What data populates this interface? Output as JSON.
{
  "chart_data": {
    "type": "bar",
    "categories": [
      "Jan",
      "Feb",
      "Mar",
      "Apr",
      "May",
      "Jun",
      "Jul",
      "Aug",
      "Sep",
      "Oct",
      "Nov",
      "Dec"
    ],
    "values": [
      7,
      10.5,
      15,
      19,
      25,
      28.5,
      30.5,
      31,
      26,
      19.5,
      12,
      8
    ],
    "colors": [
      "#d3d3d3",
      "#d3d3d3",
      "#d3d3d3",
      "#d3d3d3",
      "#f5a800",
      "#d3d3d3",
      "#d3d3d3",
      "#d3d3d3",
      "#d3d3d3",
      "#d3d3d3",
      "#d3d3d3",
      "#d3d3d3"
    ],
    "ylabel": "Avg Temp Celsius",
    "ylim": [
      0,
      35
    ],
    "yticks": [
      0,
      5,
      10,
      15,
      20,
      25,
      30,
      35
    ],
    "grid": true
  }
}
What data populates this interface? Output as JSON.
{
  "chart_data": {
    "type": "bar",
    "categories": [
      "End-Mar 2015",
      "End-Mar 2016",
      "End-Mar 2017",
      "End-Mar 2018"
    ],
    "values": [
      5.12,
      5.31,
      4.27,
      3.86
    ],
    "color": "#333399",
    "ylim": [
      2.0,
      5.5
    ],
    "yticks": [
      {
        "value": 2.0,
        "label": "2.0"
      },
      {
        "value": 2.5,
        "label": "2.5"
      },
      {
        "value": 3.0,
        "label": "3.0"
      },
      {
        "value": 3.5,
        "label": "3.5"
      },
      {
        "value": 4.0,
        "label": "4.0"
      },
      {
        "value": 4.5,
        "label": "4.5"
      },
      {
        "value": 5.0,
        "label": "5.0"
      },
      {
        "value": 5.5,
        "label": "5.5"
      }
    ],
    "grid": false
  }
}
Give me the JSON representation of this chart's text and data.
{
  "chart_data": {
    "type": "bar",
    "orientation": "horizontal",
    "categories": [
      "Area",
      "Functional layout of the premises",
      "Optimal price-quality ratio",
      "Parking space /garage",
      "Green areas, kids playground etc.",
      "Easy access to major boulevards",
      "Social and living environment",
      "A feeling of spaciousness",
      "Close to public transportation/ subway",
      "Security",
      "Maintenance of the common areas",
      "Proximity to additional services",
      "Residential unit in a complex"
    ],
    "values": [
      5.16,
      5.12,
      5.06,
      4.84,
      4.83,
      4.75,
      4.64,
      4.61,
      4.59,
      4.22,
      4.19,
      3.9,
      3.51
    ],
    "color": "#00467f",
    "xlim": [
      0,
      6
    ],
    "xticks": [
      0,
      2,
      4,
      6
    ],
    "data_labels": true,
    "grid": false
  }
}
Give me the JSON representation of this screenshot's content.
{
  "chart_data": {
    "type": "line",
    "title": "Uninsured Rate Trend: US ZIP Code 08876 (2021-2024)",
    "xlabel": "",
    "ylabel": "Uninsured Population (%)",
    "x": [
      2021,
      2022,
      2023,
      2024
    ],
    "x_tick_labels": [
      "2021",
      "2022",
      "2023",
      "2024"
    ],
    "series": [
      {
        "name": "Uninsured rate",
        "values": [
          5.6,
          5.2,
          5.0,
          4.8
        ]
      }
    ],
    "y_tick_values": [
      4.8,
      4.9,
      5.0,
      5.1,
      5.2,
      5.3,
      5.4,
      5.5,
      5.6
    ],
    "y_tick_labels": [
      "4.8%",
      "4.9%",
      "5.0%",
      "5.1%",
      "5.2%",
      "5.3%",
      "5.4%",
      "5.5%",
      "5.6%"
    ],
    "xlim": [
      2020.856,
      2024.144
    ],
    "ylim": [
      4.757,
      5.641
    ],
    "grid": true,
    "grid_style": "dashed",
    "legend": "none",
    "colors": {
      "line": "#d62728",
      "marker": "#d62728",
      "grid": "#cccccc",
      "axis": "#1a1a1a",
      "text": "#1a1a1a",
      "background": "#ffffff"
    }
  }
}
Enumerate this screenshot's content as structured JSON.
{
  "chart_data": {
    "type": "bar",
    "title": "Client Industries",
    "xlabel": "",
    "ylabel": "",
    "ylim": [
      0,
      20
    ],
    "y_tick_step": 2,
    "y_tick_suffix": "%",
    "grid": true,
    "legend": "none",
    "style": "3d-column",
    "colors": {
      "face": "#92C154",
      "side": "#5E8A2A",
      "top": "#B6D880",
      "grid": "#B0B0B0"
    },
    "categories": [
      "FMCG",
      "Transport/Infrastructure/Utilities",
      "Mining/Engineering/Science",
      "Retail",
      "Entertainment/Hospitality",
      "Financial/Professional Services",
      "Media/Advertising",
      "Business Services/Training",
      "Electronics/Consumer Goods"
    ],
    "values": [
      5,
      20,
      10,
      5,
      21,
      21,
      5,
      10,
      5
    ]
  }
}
-.-.-
* **Your instructions**: Write the data out again in full and exactly.

* **Answer to the task**:
What data populates this interface? Output as JSON.
{
  "chart_data": {
    "type": "bar",
    "categories": [
      "Jan",
      "Feb",
      "Mar",
      "Apr",
      "May",
      "Jun",
      "Jul",
      "Aug",
      "Sep",
      "Oct",
      "Nov",
      "Dec"
    ],
    "values": [
      7,
      10.5,
      15,
      19,
      25,
      28.5,
      30.5,
      31,
      26,
      19.5,
      12,
      8
    ],
    "colors": [
      "#d3d3d3",
      "#d3d3d3",
      "#d3d3d3",
      "#d3d3d3",
      "#f5a800",
      "#d3d3d3",
      "#d3d3d3",
      "#d3d3d3",
      "#d3d3d3",
      "#d3d3d3",
      "#d3d3d3",
      "#d3d3d3"
    ],
    "ylabel": "Avg Temp Celsius",
    "ylim": [
      0,
      35
    ],
    "yticks": [
      0,
      5,
      10,
      15,
      20,
      25,
      30,
      35
    ],
    "grid": true
  }
}
What data populates this interface? Output as JSON.
{
  "chart_data": {
    "type": "bar",
    "categories": [
      "End-Mar 2015",
      "End-Mar 2016",
      "End-Mar 2017",
      "End-Mar 2018"
    ],
    "values": [
      5.12,
      5.31,
      4.27,
      3.86
    ],
    "color": "#333399",
    "ylim": [
      2.0,
      5.5
    ],
    "yticks": [
      {
        "value": 2.0,
        "label": "2.0"
      },
      {
        "value": 2.5,
        "label": "2.5"
      },
      {
        "value": 3.0,
        "label": "3.0"
      },
      {
        "value": 3.5,
        "label": "3.5"
      },
      {
        "value": 4.0,
        "label": "4.0"
      },
      {
        "value": 4.5,
        "label": "4.5"
      },
      {
        "value": 5.0,
        "label": "5.0"
      },
      {
        "value": 5.5,
        "label": "5.5"
      }
    ],
    "grid": false
  }
}
Give me the JSON representation of this chart's text and data.
{
  "chart_data": {
    "type": "bar",
    "orientation": "horizontal",
    "categories": [
      "Area",
      "Functional layout of the premises",
      "Optimal price-quality ratio",
      "Parking space /garage",
      "Green areas, kids playground etc.",
      "Easy access to major boulevards",
      "Social and living environment",
      "A feeling of spaciousness",
      "Close to public transportation/ subway",
      "Security",
      "Maintenance of the common areas",
      "Proximity to additional services",
      "Residential unit in a complex"
    ],
    "values": [
      5.16,
      5.12,
      5.06,
      4.84,
      4.83,
      4.75,
      4.64,
      4.61,
      4.59,
      4.22,
      4.19,
      3.9,
      3.51
    ],
    "color": "#00467f",
    "xlim": [
      0,
      6
    ],
    "xticks": [
      0,
      2,
      4,
      6
    ],
    "data_labels": true,
    "grid": false
  }
}
Give me the JSON representation of this screenshot's content.
{
  "chart_data": {
    "type": "line",
    "title": "Uninsured Rate Trend: US ZIP Code 08876 (2021-2024)",
    "xlabel": "",
    "ylabel": "Uninsured Population (%)",
    "x": [
      2021,
      2022,
      2023,
      2024
    ],
    "x_tick_labels": [
      "2021",
      "2022",
      "2023",
      "2024"
    ],
    "series": [
      {
        "name": "Uninsured rate",
        "values": [
          5.6,
          5.2,
          5.0,
          4.8
        ]
      }
    ],
    "y_tick_values": [
      4.8,
      4.9,
      5.0,
      5.1,
      5.2,
      5.3,
      5.4,
      5.5,
      5.6
    ],
    "y_tick_labels": [
      "4.8%",
      "4.9%",
      "5.0%",
      "5.1%",
      "5.2%",
      "5.3%",
      "5.4%",
      "5.5%",
      "5.6%"
    ],
    "xlim": [
      2020.856,
      2024.144
    ],
    "ylim": [
      4.757,
      5.641
    ],
    "grid": true,
    "grid_style": "dashed",
    "legend": "none",
    "colors": {
      "line": "#d62728",
      "marker": "#d62728",
      "grid": "#cccccc",
      "axis": "#1a1a1a",
      "text": "#1a1a1a",
      "background": "#ffffff"
    }
  }
}
Enumerate this screenshot's content as structured JSON.
{
  "chart_data": {
    "type": "bar",
    "title": "Client Industries",
    "xlabel": "",
    "ylabel": "",
    "ylim": [
      0,
      20
    ],
    "y_tick_step": 2,
    "y_tick_suffix": "%",
    "grid": true,
    "legend": "none",
    "style": "3d-column",
    "colors": {
      "face": "#92C154",
      "side": "#5E8A2A",
      "top": "#B6D880",
      "grid": "#B0B0B0"
    },
    "categories": [
      "FMCG",
      "Transport/Infrastructure/Utilities",
      "Mining/Engineering/Science",
      "Retail",
      "Entertainment/Hospitality",
      "Financial/Professional Services",
      "Media/Advertising",
      "Business Services/Training",
      "Electronics/Consumer Goods"
    ],
    "values": [
      5,
      20,
      10,
      5,
      21,
      21,
      5,
      10,
      5
    ]
  }
}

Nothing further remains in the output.